Show every line of the records below that contains the word "зубная".

Records supplied ▸

***

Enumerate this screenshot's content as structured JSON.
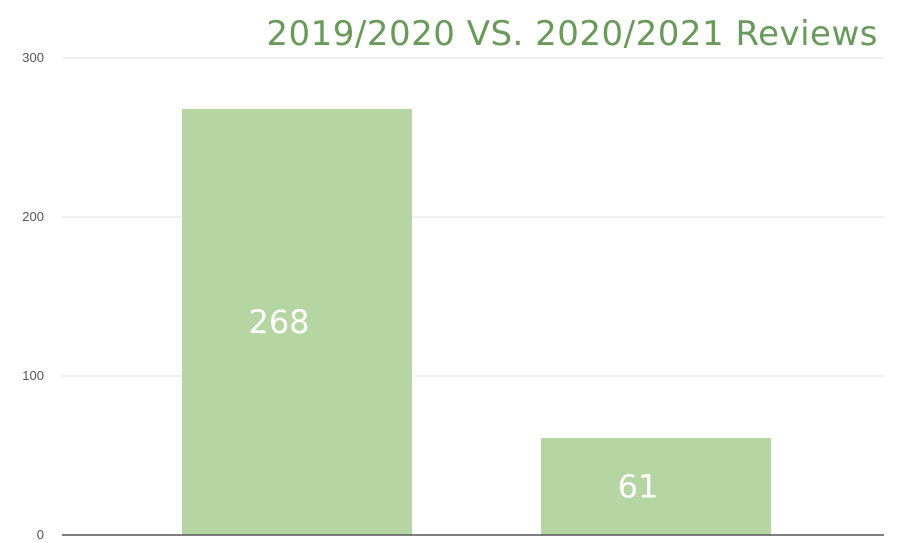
{
  "chart_data": {
    "type": "bar",
    "title": "2019/2020 VS. 2020/2021 Reviews",
    "categories": [
      "",
      ""
    ],
    "values": [
      268,
      61
    ],
    "data_labels": [
      "268",
      "61"
    ],
    "ylim": [
      0,
      300
    ],
    "yticks": [
      "0",
      "100",
      "200",
      "300"
    ],
    "xlabel": "",
    "ylabel": "",
    "grid": true,
    "legend": "none",
    "colors": {
      "bar": "#b5d5a2",
      "title": "#6a9a5b",
      "grid": "#e3e3e3",
      "axis": "#555555"
    }
  }
}
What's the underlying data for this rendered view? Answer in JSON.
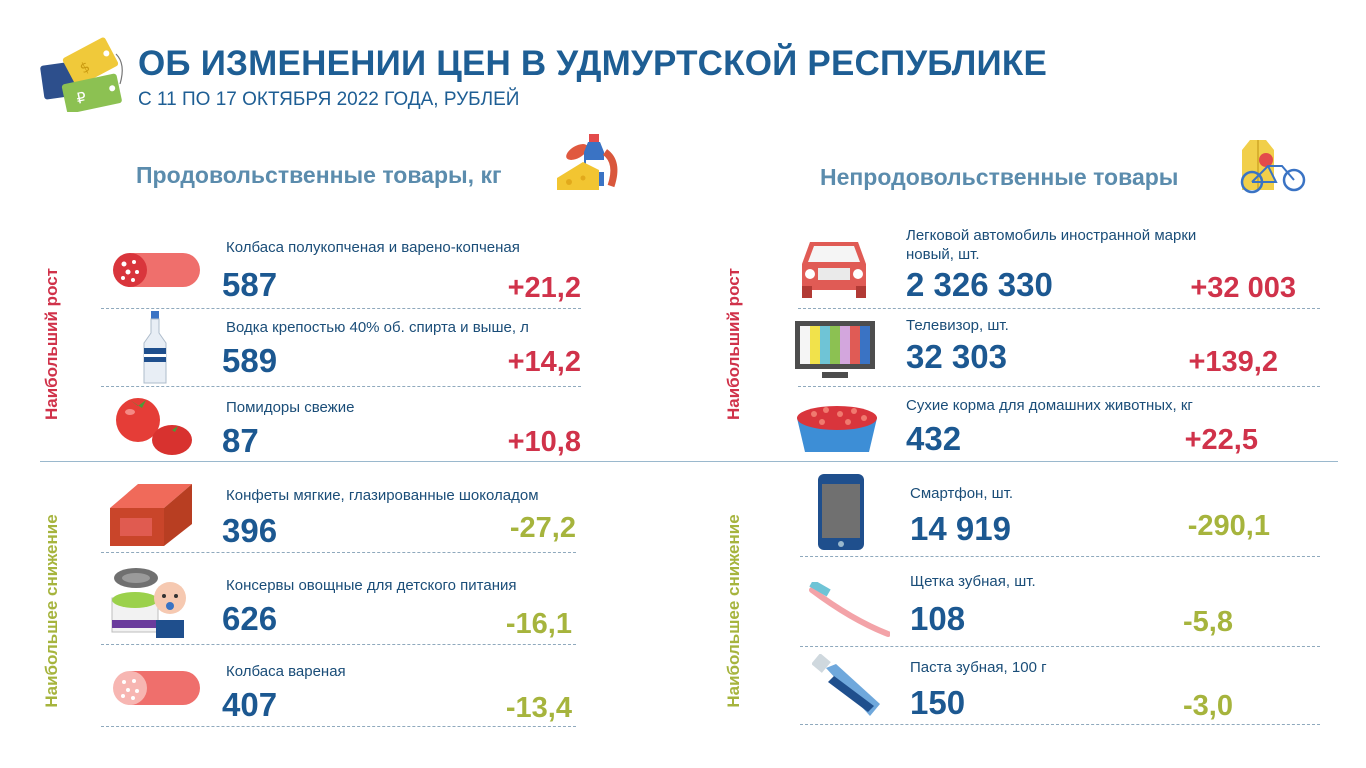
{
  "header": {
    "title": "ОБ ИЗМЕНЕНИИ ЦЕН В УДМУРТСКОЙ РЕСПУБЛИКЕ",
    "subtitle": "С 11 ПО 17 ОКТЯБРЯ 2022 ГОДА, РУБЛЕЙ"
  },
  "food": {
    "title": "Продовольственные товары, кг",
    "growth_label": "Наибольший рост",
    "decline_label": "Наибольшее снижение",
    "growth": [
      {
        "name": "Колбаса полукопченая  и варено-копченая",
        "price": "587",
        "change": "+21,2",
        "icon": "sausage-icon"
      },
      {
        "name": "Водка крепостью 40% об. спирта и выше, л",
        "price": "589",
        "change": "+14,2",
        "icon": "vodka-bottle-icon"
      },
      {
        "name": "Помидоры свежие",
        "price": "87",
        "change": "+10,8",
        "icon": "tomatoes-icon"
      }
    ],
    "decline": [
      {
        "name": "Конфеты мягкие, глазированные  шоколадом",
        "price": "396",
        "change": "-27,2",
        "icon": "candy-bar-icon"
      },
      {
        "name": "Консервы овощные для детского питания",
        "price": "626",
        "change": "-16,1",
        "icon": "baby-food-can-icon"
      },
      {
        "name": "Колбаса вареная",
        "price": "407",
        "change": "-13,4",
        "icon": "boiled-sausage-icon"
      }
    ]
  },
  "nonfood": {
    "title": "Непродовольственные товары",
    "growth_label": "Наибольший рост",
    "decline_label": "Наибольшее снижение",
    "growth": [
      {
        "name": "Легковой автомобиль иностранной марки",
        "name2": "новый, шт.",
        "price": "2 326 330",
        "change": "+32 003",
        "icon": "car-icon"
      },
      {
        "name": "Телевизор, шт.",
        "price": "32 303",
        "change": "+139,2",
        "icon": "tv-icon"
      },
      {
        "name": "Сухие корма для домашних животных, кг",
        "price": "432",
        "change": "+22,5",
        "icon": "pet-food-bowl-icon"
      }
    ],
    "decline": [
      {
        "name": "Смартфон, шт.",
        "price": "14 919",
        "change": "-290,1",
        "icon": "smartphone-icon"
      },
      {
        "name": "Щетка зубная, шт.",
        "price": "108",
        "change": "-5,8",
        "icon": "toothbrush-icon"
      },
      {
        "name": "Паста зубная, 100 г",
        "price": "150",
        "change": "-3,0",
        "icon": "toothpaste-icon"
      }
    ]
  }
}
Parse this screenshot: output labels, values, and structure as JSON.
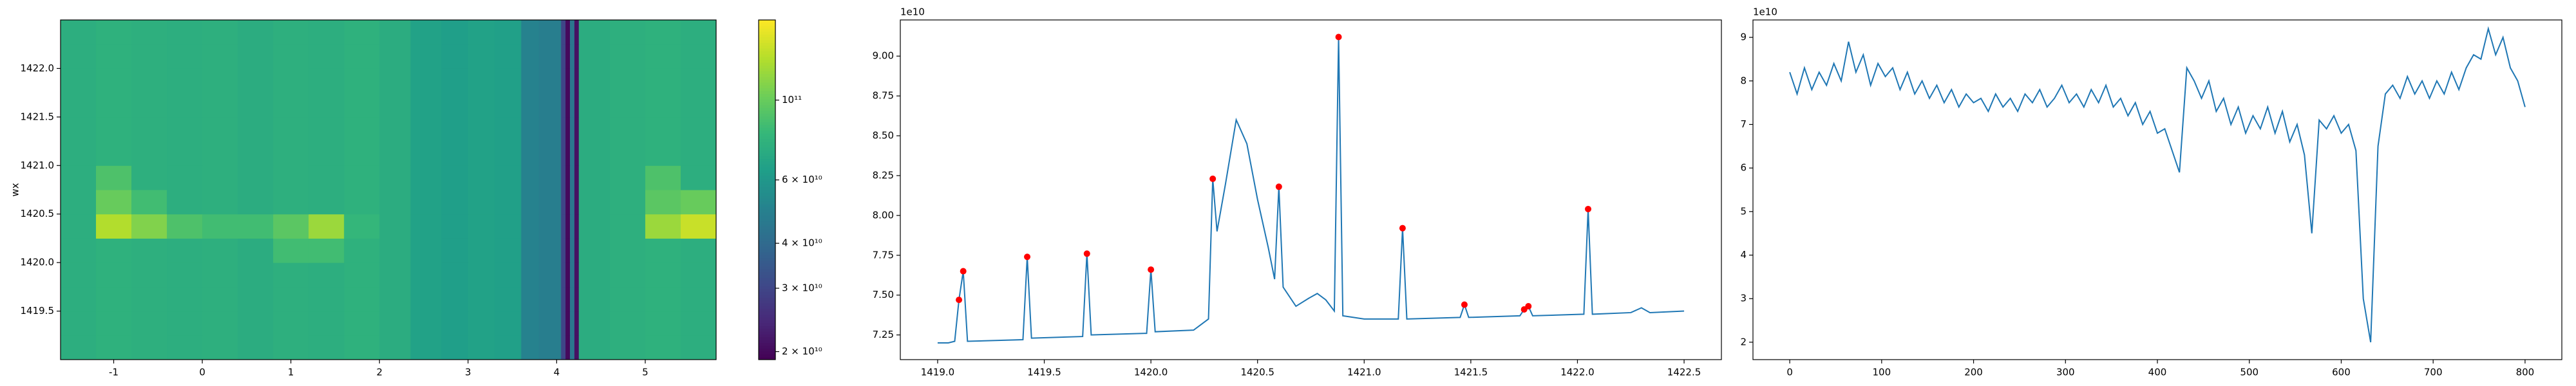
{
  "chart_data": [
    {
      "type": "heatmap",
      "ylabel": "wx",
      "x_edges": [
        -1.6,
        -1.2,
        -0.8,
        -0.4,
        0,
        0.4,
        0.8,
        1.2,
        1.6,
        2.0,
        2.35,
        2.7,
        3.0,
        3.3,
        3.6,
        3.8,
        4.05,
        4.1,
        4.15,
        4.2,
        4.25,
        4.6,
        5.0,
        5.4,
        5.8
      ],
      "y_edges": [
        1419.0,
        1419.25,
        1419.5,
        1419.75,
        1420.0,
        1420.25,
        1420.5,
        1420.75,
        1421.0,
        1421.25,
        1421.5,
        1421.75,
        1422.0,
        1422.25,
        1422.5
      ],
      "values": [
        [
          74000000000.0,
          76000000000.0,
          75000000000.0,
          74000000000.0,
          75000000000.0,
          73000000000.0,
          75000000000.0,
          74000000000.0,
          76000000000.0,
          73000000000.0,
          66000000000.0,
          64000000000.0,
          66000000000.0,
          65000000000.0,
          50000000000.0,
          48000000000.0,
          30000000000.0,
          20000000000.0,
          45000000000.0,
          21000000000.0,
          73000000000.0,
          75000000000.0,
          76000000000.0,
          74000000000.0
        ],
        [
          74000000000.0,
          76000000000.0,
          75000000000.0,
          74000000000.0,
          75000000000.0,
          73000000000.0,
          75000000000.0,
          74000000000.0,
          76000000000.0,
          73000000000.0,
          66000000000.0,
          64000000000.0,
          66000000000.0,
          65000000000.0,
          50000000000.0,
          48000000000.0,
          30000000000.0,
          20000000000.0,
          45000000000.0,
          21000000000.0,
          73000000000.0,
          75000000000.0,
          76000000000.0,
          74000000000.0
        ],
        [
          74000000000.0,
          76000000000.0,
          75000000000.0,
          74000000000.0,
          75000000000.0,
          73000000000.0,
          75000000000.0,
          74000000000.0,
          76000000000.0,
          73000000000.0,
          66000000000.0,
          64000000000.0,
          66000000000.0,
          65000000000.0,
          50000000000.0,
          48000000000.0,
          30000000000.0,
          20000000000.0,
          45000000000.0,
          21000000000.0,
          73000000000.0,
          75000000000.0,
          76000000000.0,
          74000000000.0
        ],
        [
          74000000000.0,
          76000000000.0,
          75000000000.0,
          74000000000.0,
          75000000000.0,
          73000000000.0,
          75000000000.0,
          74000000000.0,
          76000000000.0,
          73000000000.0,
          66000000000.0,
          64000000000.0,
          66000000000.0,
          65000000000.0,
          50000000000.0,
          48000000000.0,
          30000000000.0,
          20000000000.0,
          45000000000.0,
          21000000000.0,
          73000000000.0,
          75000000000.0,
          76000000000.0,
          74000000000.0
        ],
        [
          74000000000.0,
          76000000000.0,
          75000000000.0,
          74000000000.0,
          75000000000.0,
          73000000000.0,
          85000000000.0,
          85000000000.0,
          76000000000.0,
          73000000000.0,
          66000000000.0,
          64000000000.0,
          66000000000.0,
          65000000000.0,
          50000000000.0,
          48000000000.0,
          30000000000.0,
          20000000000.0,
          45000000000.0,
          21000000000.0,
          73000000000.0,
          75000000000.0,
          76000000000.0,
          74000000000.0
        ],
        [
          74000000000.0,
          130000000000.0,
          110000000000.0,
          90000000000.0,
          85000000000.0,
          85000000000.0,
          95000000000.0,
          120000000000.0,
          80000000000.0,
          73000000000.0,
          66000000000.0,
          64000000000.0,
          66000000000.0,
          65000000000.0,
          50000000000.0,
          48000000000.0,
          30000000000.0,
          20000000000.0,
          45000000000.0,
          21000000000.0,
          73000000000.0,
          75000000000.0,
          120000000000.0,
          140000000000.0
        ],
        [
          74000000000.0,
          100000000000.0,
          85000000000.0,
          74000000000.0,
          75000000000.0,
          73000000000.0,
          75000000000.0,
          74000000000.0,
          76000000000.0,
          73000000000.0,
          66000000000.0,
          64000000000.0,
          66000000000.0,
          65000000000.0,
          50000000000.0,
          48000000000.0,
          30000000000.0,
          20000000000.0,
          45000000000.0,
          21000000000.0,
          73000000000.0,
          75000000000.0,
          95000000000.0,
          100000000000.0
        ],
        [
          74000000000.0,
          90000000000.0,
          75000000000.0,
          74000000000.0,
          75000000000.0,
          73000000000.0,
          75000000000.0,
          74000000000.0,
          76000000000.0,
          73000000000.0,
          66000000000.0,
          64000000000.0,
          66000000000.0,
          65000000000.0,
          50000000000.0,
          48000000000.0,
          30000000000.0,
          20000000000.0,
          45000000000.0,
          21000000000.0,
          73000000000.0,
          75000000000.0,
          90000000000.0,
          74000000000.0
        ],
        [
          74000000000.0,
          76000000000.0,
          75000000000.0,
          74000000000.0,
          75000000000.0,
          73000000000.0,
          75000000000.0,
          74000000000.0,
          76000000000.0,
          73000000000.0,
          66000000000.0,
          64000000000.0,
          66000000000.0,
          65000000000.0,
          50000000000.0,
          48000000000.0,
          30000000000.0,
          20000000000.0,
          45000000000.0,
          21000000000.0,
          73000000000.0,
          75000000000.0,
          76000000000.0,
          74000000000.0
        ],
        [
          74000000000.0,
          76000000000.0,
          75000000000.0,
          74000000000.0,
          75000000000.0,
          73000000000.0,
          75000000000.0,
          74000000000.0,
          76000000000.0,
          73000000000.0,
          66000000000.0,
          64000000000.0,
          66000000000.0,
          65000000000.0,
          50000000000.0,
          48000000000.0,
          30000000000.0,
          20000000000.0,
          45000000000.0,
          21000000000.0,
          73000000000.0,
          75000000000.0,
          76000000000.0,
          74000000000.0
        ],
        [
          74000000000.0,
          76000000000.0,
          75000000000.0,
          74000000000.0,
          75000000000.0,
          73000000000.0,
          75000000000.0,
          74000000000.0,
          76000000000.0,
          73000000000.0,
          66000000000.0,
          64000000000.0,
          66000000000.0,
          65000000000.0,
          50000000000.0,
          48000000000.0,
          30000000000.0,
          20000000000.0,
          45000000000.0,
          21000000000.0,
          73000000000.0,
          75000000000.0,
          76000000000.0,
          74000000000.0
        ],
        [
          74000000000.0,
          76000000000.0,
          75000000000.0,
          74000000000.0,
          75000000000.0,
          73000000000.0,
          75000000000.0,
          74000000000.0,
          76000000000.0,
          73000000000.0,
          66000000000.0,
          64000000000.0,
          66000000000.0,
          65000000000.0,
          50000000000.0,
          48000000000.0,
          30000000000.0,
          20000000000.0,
          45000000000.0,
          21000000000.0,
          73000000000.0,
          75000000000.0,
          76000000000.0,
          74000000000.0
        ],
        [
          74000000000.0,
          76000000000.0,
          75000000000.0,
          74000000000.0,
          75000000000.0,
          73000000000.0,
          75000000000.0,
          74000000000.0,
          76000000000.0,
          73000000000.0,
          66000000000.0,
          64000000000.0,
          66000000000.0,
          65000000000.0,
          50000000000.0,
          48000000000.0,
          30000000000.0,
          20000000000.0,
          45000000000.0,
          21000000000.0,
          73000000000.0,
          75000000000.0,
          76000000000.0,
          74000000000.0
        ],
        [
          74000000000.0,
          76000000000.0,
          75000000000.0,
          74000000000.0,
          75000000000.0,
          73000000000.0,
          75000000000.0,
          74000000000.0,
          76000000000.0,
          73000000000.0,
          66000000000.0,
          64000000000.0,
          66000000000.0,
          65000000000.0,
          50000000000.0,
          48000000000.0,
          30000000000.0,
          20000000000.0,
          45000000000.0,
          21000000000.0,
          73000000000.0,
          75000000000.0,
          76000000000.0,
          74000000000.0
        ]
      ],
      "colorscale": "viridis",
      "color_log": true,
      "clim": [
        19000000000.0,
        167000000000.0
      ],
      "cticks": [
        {
          "value": 20000000000.0,
          "label": "2 × 10¹⁰"
        },
        {
          "value": 30000000000.0,
          "label": "3 × 10¹⁰"
        },
        {
          "value": 40000000000.0,
          "label": "4 × 10¹⁰"
        },
        {
          "value": 60000000000.0,
          "label": "6 × 10¹⁰"
        },
        {
          "value": 100000000000.0,
          "label": "10¹¹"
        }
      ],
      "xlim": [
        -1.6,
        5.8
      ],
      "xticks": [
        -1,
        0,
        1,
        2,
        3,
        4,
        5
      ],
      "ylim": [
        1419.0,
        1422.5
      ],
      "yticks": [
        1419.5,
        {
          "value": 1420.0,
          "label": "1420.0"
        },
        1420.5,
        {
          "value": 1421.0,
          "label": "1421.0"
        },
        1421.5,
        {
          "value": 1422.0,
          "label": "1422.0"
        }
      ]
    },
    {
      "type": "line",
      "offset_text": "1e10",
      "series": [
        {
          "color": "#1f77b4",
          "x": [
            1419.0,
            1419.05,
            1419.08,
            1419.1,
            1419.12,
            1419.14,
            1419.4,
            1419.42,
            1419.44,
            1419.68,
            1419.7,
            1419.72,
            1419.98,
            1420.0,
            1420.02,
            1420.2,
            1420.27,
            1420.29,
            1420.31,
            1420.35,
            1420.4,
            1420.45,
            1420.5,
            1420.55,
            1420.58,
            1420.6,
            1420.62,
            1420.68,
            1420.74,
            1420.78,
            1420.82,
            1420.86,
            1420.88,
            1420.9,
            1421.0,
            1421.16,
            1421.18,
            1421.2,
            1421.45,
            1421.47,
            1421.49,
            1421.73,
            1421.75,
            1421.77,
            1421.79,
            1422.03,
            1422.05,
            1422.07,
            1422.25,
            1422.3,
            1422.34,
            1422.5
          ],
          "values": [
            7.2,
            7.2,
            7.21,
            7.47,
            7.65,
            7.21,
            7.22,
            7.74,
            7.23,
            7.24,
            7.76,
            7.25,
            7.26,
            7.66,
            7.27,
            7.28,
            7.35,
            8.23,
            7.9,
            8.2,
            8.6,
            8.45,
            8.1,
            7.8,
            7.6,
            8.18,
            7.55,
            7.43,
            7.48,
            7.51,
            7.47,
            7.4,
            9.12,
            7.37,
            7.35,
            7.35,
            7.92,
            7.35,
            7.36,
            7.44,
            7.36,
            7.37,
            7.41,
            7.43,
            7.37,
            7.38,
            8.04,
            7.38,
            7.39,
            7.42,
            7.39,
            7.4
          ]
        },
        {
          "color": "#ff0000",
          "marker": true,
          "x": [
            1419.1,
            1419.12,
            1419.42,
            1419.7,
            1420.0,
            1420.29,
            1420.6,
            1420.88,
            1421.18,
            1421.47,
            1421.75,
            1421.77,
            1422.05
          ],
          "values": [
            7.47,
            7.65,
            7.74,
            7.76,
            7.66,
            8.23,
            8.18,
            9.12,
            7.92,
            7.44,
            7.41,
            7.43,
            8.04
          ]
        }
      ],
      "xlim": [
        1418.825,
        1422.675
      ],
      "xticks": [
        {
          "value": 1419.0,
          "label": "1419.0"
        },
        1419.5,
        {
          "value": 1420.0,
          "label": "1420.0"
        },
        1420.5,
        {
          "value": 1421.0,
          "label": "1421.0"
        },
        1421.5,
        {
          "value": 1422.0,
          "label": "1422.0"
        },
        1422.5
      ],
      "ylim": [
        7.095,
        9.227
      ],
      "yticks": [
        7.25,
        {
          "value": 7.5,
          "label": "7.50"
        },
        7.75,
        {
          "value": 8.0,
          "label": "8.00"
        },
        8.25,
        {
          "value": 8.5,
          "label": "8.50"
        },
        8.75,
        {
          "value": 9.0,
          "label": "9.00"
        }
      ]
    },
    {
      "type": "line",
      "offset_text": "1e10",
      "series": [
        {
          "color": "#1f77b4",
          "x": [
            0,
            8,
            16,
            24,
            32,
            40,
            48,
            56,
            64,
            72,
            80,
            88,
            96,
            104,
            112,
            120,
            128,
            136,
            144,
            152,
            160,
            168,
            176,
            184,
            192,
            200,
            208,
            216,
            224,
            232,
            240,
            248,
            256,
            264,
            272,
            280,
            288,
            296,
            304,
            312,
            320,
            328,
            336,
            344,
            352,
            360,
            368,
            376,
            384,
            392,
            400,
            408,
            416,
            424,
            432,
            440,
            448,
            456,
            464,
            472,
            480,
            488,
            496,
            504,
            512,
            520,
            528,
            536,
            544,
            552,
            560,
            568,
            576,
            584,
            592,
            600,
            608,
            616,
            624,
            632,
            640,
            648,
            656,
            664,
            672,
            680,
            688,
            696,
            704,
            712,
            720,
            728,
            736,
            744,
            752,
            760,
            768,
            776,
            784,
            792,
            800
          ],
          "values": [
            8.2,
            7.7,
            8.3,
            7.8,
            8.2,
            7.9,
            8.4,
            8.0,
            8.9,
            8.2,
            8.6,
            7.9,
            8.4,
            8.1,
            8.3,
            7.8,
            8.2,
            7.7,
            8.0,
            7.6,
            7.9,
            7.5,
            7.8,
            7.4,
            7.7,
            7.5,
            7.6,
            7.3,
            7.7,
            7.4,
            7.6,
            7.3,
            7.7,
            7.5,
            7.8,
            7.4,
            7.6,
            7.9,
            7.5,
            7.7,
            7.4,
            7.8,
            7.5,
            7.9,
            7.4,
            7.6,
            7.2,
            7.5,
            7.0,
            7.3,
            6.8,
            6.9,
            6.4,
            5.9,
            8.3,
            8.0,
            7.6,
            8.0,
            7.3,
            7.6,
            7.0,
            7.4,
            6.8,
            7.2,
            6.9,
            7.4,
            6.8,
            7.3,
            6.6,
            7.0,
            6.3,
            4.5,
            7.1,
            6.9,
            7.2,
            6.8,
            7.0,
            6.4,
            3.0,
            2.0,
            6.5,
            7.7,
            7.9,
            7.6,
            8.1,
            7.7,
            8.0,
            7.6,
            8.0,
            7.7,
            8.2,
            7.8,
            8.3,
            8.6,
            8.5,
            9.2,
            8.6,
            9.0,
            8.3,
            8.0,
            7.4
          ]
        }
      ],
      "xlim": [
        -40,
        840
      ],
      "xticks": [
        0,
        100,
        200,
        300,
        400,
        500,
        600,
        700,
        800
      ],
      "ylim": [
        1.6,
        9.4
      ],
      "yticks": [
        2,
        3,
        4,
        5,
        6,
        7,
        8,
        9
      ]
    }
  ]
}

***

Exercise solution ▸
        "name": "Щетка зубная, шт.",
        "name": "Паста зубная, 100 г",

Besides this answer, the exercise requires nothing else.